- [Exercise details] Take the records underneath and set them down exactly.

- [Source records]
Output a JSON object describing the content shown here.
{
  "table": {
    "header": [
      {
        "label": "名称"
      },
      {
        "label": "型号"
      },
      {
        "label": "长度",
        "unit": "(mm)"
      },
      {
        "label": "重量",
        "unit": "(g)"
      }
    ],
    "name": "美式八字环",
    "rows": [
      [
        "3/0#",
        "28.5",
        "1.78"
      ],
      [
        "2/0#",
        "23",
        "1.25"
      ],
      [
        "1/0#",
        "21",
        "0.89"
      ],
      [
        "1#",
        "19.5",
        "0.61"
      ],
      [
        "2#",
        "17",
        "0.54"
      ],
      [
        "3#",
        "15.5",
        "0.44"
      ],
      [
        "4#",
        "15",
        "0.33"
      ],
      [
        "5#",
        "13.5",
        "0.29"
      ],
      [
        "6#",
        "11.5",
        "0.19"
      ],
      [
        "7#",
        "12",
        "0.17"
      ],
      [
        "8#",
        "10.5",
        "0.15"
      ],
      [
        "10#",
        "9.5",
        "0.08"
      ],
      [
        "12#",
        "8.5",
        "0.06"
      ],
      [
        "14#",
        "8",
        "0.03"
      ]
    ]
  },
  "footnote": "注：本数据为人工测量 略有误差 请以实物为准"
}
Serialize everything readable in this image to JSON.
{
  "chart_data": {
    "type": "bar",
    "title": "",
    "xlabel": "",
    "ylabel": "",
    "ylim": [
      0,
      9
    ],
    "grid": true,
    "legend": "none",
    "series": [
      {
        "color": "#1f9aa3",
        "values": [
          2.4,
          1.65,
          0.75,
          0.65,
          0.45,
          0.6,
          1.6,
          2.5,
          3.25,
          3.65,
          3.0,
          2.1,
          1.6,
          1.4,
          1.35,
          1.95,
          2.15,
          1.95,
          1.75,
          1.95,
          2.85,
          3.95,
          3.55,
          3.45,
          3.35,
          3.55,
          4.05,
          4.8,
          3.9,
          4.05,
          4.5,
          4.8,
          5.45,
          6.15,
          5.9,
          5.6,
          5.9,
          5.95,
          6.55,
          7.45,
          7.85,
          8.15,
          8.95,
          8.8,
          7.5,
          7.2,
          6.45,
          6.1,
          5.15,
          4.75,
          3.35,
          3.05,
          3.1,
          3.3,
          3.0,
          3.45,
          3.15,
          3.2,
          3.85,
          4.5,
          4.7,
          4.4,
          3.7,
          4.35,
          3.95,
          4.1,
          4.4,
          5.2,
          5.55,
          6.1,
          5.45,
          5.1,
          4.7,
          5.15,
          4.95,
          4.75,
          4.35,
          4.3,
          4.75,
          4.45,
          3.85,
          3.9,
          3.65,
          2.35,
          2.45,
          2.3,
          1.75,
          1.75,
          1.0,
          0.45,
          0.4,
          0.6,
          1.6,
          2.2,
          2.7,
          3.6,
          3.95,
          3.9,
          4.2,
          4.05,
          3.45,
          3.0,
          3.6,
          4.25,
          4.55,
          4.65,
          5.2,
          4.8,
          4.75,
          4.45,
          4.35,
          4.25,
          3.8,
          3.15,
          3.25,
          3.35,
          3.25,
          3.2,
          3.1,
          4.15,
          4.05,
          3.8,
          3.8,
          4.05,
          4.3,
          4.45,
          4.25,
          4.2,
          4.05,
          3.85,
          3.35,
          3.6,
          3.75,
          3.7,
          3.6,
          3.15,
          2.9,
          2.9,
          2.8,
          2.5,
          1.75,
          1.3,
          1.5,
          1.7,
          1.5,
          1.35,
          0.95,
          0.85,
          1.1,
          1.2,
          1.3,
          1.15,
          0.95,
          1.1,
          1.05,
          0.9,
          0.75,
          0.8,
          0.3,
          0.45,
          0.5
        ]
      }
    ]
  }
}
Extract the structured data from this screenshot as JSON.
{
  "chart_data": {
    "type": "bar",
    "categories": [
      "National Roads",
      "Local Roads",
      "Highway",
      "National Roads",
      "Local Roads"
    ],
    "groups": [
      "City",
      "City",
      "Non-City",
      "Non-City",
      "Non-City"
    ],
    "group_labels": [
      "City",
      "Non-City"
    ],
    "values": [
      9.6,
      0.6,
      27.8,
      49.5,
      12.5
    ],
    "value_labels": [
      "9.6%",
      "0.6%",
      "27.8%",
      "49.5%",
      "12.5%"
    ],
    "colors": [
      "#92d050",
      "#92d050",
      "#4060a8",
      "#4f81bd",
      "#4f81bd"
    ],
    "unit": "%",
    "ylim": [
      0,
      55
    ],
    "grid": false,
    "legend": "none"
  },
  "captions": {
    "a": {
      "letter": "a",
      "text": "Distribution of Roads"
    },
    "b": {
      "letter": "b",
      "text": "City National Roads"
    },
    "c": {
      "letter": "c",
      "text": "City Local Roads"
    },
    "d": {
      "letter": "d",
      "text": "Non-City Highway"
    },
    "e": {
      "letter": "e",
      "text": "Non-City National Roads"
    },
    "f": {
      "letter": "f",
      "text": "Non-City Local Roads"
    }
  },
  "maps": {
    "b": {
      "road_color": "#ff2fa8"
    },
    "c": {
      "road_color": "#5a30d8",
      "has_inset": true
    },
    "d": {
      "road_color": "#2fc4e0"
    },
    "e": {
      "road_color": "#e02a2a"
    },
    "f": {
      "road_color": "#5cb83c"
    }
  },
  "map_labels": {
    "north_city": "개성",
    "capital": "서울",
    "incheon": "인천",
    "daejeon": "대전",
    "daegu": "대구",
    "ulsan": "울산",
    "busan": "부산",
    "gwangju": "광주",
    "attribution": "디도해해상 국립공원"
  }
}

- [Solution below]
Output a JSON object describing the content shown here.
{
  "table": {
    "header": [
      {
        "label": "名称"
      },
      {
        "label": "型号"
      },
      {
        "label": "长度",
        "unit": "(mm)"
      },
      {
        "label": "重量",
        "unit": "(g)"
      }
    ],
    "name": "美式八字环",
    "rows": [
      [
        "3/0#",
        "28.5",
        "1.78"
      ],
      [
        "2/0#",
        "23",
        "1.25"
      ],
      [
        "1/0#",
        "21",
        "0.89"
      ],
      [
        "1#",
        "19.5",
        "0.61"
      ],
      [
        "2#",
        "17",
        "0.54"
      ],
      [
        "3#",
        "15.5",
        "0.44"
      ],
      [
        "4#",
        "15",
        "0.33"
      ],
      [
        "5#",
        "13.5",
        "0.29"
      ],
      [
        "6#",
        "11.5",
        "0.19"
      ],
      [
        "7#",
        "12",
        "0.17"
      ],
      [
        "8#",
        "10.5",
        "0.15"
      ],
      [
        "10#",
        "9.5",
        "0.08"
      ],
      [
        "12#",
        "8.5",
        "0.06"
      ],
      [
        "14#",
        "8",
        "0.03"
      ]
    ]
  },
  "footnote": "注：本数据为人工测量 略有误差 请以实物为准"
}
Serialize everything readable in this image to JSON.
{
  "chart_data": {
    "type": "bar",
    "title": "",
    "xlabel": "",
    "ylabel": "",
    "ylim": [
      0,
      9
    ],
    "grid": true,
    "legend": "none",
    "series": [
      {
        "color": "#1f9aa3",
        "values": [
          2.4,
          1.65,
          0.75,
          0.65,
          0.45,
          0.6,
          1.6,
          2.5,
          3.25,
          3.65,
          3.0,
          2.1,
          1.6,
          1.4,
          1.35,
          1.95,
          2.15,
          1.95,
          1.75,
          1.95,
          2.85,
          3.95,
          3.55,
          3.45,
          3.35,
          3.55,
          4.05,
          4.8,
          3.9,
          4.05,
          4.5,
          4.8,
          5.45,
          6.15,
          5.9,
          5.6,
          5.9,
          5.95,
          6.55,
          7.45,
          7.85,
          8.15,
          8.95,
          8.8,
          7.5,
          7.2,
          6.45,
          6.1,
          5.15,
          4.75,
          3.35,
          3.05,
          3.1,
          3.3,
          3.0,
          3.45,
          3.15,
          3.2,
          3.85,
          4.5,
          4.7,
          4.4,
          3.7,
          4.35,
          3.95,
          4.1,
          4.4,
          5.2,
          5.55,
          6.1,
          5.45,
          5.1,
          4.7,
          5.15,
          4.95,
          4.75,
          4.35,
          4.3,
          4.75,
          4.45,
          3.85,
          3.9,
          3.65,
          2.35,
          2.45,
          2.3,
          1.75,
          1.75,
          1.0,
          0.45,
          0.4,
          0.6,
          1.6,
          2.2,
          2.7,
          3.6,
          3.95,
          3.9,
          4.2,
          4.05,
          3.45,
          3.0,
          3.6,
          4.25,
          4.55,
          4.65,
          5.2,
          4.8,
          4.75,
          4.45,
          4.35,
          4.25,
          3.8,
          3.15,
          3.25,
          3.35,
          3.25,
          3.2,
          3.1,
          4.15,
          4.05,
          3.8,
          3.8,
          4.05,
          4.3,
          4.45,
          4.25,
          4.2,
          4.05,
          3.85,
          3.35,
          3.6,
          3.75,
          3.7,
          3.6,
          3.15,
          2.9,
          2.9,
          2.8,
          2.5,
          1.75,
          1.3,
          1.5,
          1.7,
          1.5,
          1.35,
          0.95,
          0.85,
          1.1,
          1.2,
          1.3,
          1.15,
          0.95,
          1.1,
          1.05,
          0.9,
          0.75,
          0.8,
          0.3,
          0.45,
          0.5
        ]
      }
    ]
  }
}
Extract the structured data from this screenshot as JSON.
{
  "chart_data": {
    "type": "bar",
    "categories": [
      "National Roads",
      "Local Roads",
      "Highway",
      "National Roads",
      "Local Roads"
    ],
    "groups": [
      "City",
      "City",
      "Non-City",
      "Non-City",
      "Non-City"
    ],
    "group_labels": [
      "City",
      "Non-City"
    ],
    "values": [
      9.6,
      0.6,
      27.8,
      49.5,
      12.5
    ],
    "value_labels": [
      "9.6%",
      "0.6%",
      "27.8%",
      "49.5%",
      "12.5%"
    ],
    "colors": [
      "#92d050",
      "#92d050",
      "#4060a8",
      "#4f81bd",
      "#4f81bd"
    ],
    "unit": "%",
    "ylim": [
      0,
      55
    ],
    "grid": false,
    "legend": "none"
  },
  "captions": {
    "a": {
      "letter": "a",
      "text": "Distribution of Roads"
    },
    "b": {
      "letter": "b",
      "text": "City National Roads"
    },
    "c": {
      "letter": "c",
      "text": "City Local Roads"
    },
    "d": {
      "letter": "d",
      "text": "Non-City Highway"
    },
    "e": {
      "letter": "e",
      "text": "Non-City National Roads"
    },
    "f": {
      "letter": "f",
      "text": "Non-City Local Roads"
    }
  },
  "maps": {
    "b": {
      "road_color": "#ff2fa8"
    },
    "c": {
      "road_color": "#5a30d8",
      "has_inset": true
    },
    "d": {
      "road_color": "#2fc4e0"
    },
    "e": {
      "road_color": "#e02a2a"
    },
    "f": {
      "road_color": "#5cb83c"
    }
  },
  "map_labels": {
    "north_city": "개성",
    "capital": "서울",
    "incheon": "인천",
    "daejeon": "대전",
    "daegu": "대구",
    "ulsan": "울산",
    "busan": "부산",
    "gwangju": "광주",
    "attribution": "디도해해상 국립공원"
  }
}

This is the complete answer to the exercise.